▶ [The request]: Gather every line in the records below that contains the word "informed".

▶ [Source records]:
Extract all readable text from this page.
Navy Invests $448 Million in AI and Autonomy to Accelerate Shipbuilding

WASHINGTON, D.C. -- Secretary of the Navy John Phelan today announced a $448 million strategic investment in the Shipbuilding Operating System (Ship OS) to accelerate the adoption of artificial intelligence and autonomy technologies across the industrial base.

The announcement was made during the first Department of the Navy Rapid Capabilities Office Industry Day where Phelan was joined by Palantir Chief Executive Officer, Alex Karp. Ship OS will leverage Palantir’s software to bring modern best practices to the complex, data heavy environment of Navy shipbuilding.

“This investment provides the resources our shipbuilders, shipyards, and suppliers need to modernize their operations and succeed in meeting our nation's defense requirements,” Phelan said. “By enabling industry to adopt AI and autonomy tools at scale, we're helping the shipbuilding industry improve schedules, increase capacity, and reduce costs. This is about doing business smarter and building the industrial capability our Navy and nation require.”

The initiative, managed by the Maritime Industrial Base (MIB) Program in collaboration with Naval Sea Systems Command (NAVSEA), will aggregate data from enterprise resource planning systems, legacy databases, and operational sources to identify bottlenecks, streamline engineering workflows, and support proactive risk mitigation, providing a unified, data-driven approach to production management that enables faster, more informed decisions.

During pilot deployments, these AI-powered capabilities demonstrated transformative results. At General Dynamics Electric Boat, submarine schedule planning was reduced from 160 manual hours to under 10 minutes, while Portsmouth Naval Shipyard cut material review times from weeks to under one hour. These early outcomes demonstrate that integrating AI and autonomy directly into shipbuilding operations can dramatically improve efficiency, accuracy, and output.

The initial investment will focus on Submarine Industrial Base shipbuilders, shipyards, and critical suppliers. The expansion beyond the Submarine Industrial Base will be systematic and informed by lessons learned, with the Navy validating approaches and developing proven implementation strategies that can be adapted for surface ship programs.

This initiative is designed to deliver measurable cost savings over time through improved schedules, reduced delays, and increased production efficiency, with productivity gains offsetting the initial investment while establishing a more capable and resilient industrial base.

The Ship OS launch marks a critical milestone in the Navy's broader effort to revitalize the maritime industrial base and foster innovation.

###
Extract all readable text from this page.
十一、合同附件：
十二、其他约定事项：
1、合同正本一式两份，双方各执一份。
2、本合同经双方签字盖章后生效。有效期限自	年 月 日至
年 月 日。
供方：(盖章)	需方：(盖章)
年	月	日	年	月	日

▶ [Complete output]:
The initiative, managed by the Maritime Industrial Base (MIB) Program in collaboration with Naval Sea Systems Command (NAVSEA), will aggregate data from enterprise resource planning systems, legacy databases, and operational sources to identify bottlenecks, streamline engineering workflows, and support proactive risk mitigation, providing a unified, data-driven approach to production management that enables faster, more informed decisions.
The initial investment will focus on Submarine Industrial Base shipbuilders, shipyards, and critical suppliers. The expansion beyond the Submarine Industrial Base will be systematic and informed by lessons learned, with the Navy validating approaches and developing proven implementation strategies that can be adapted for surface ship programs.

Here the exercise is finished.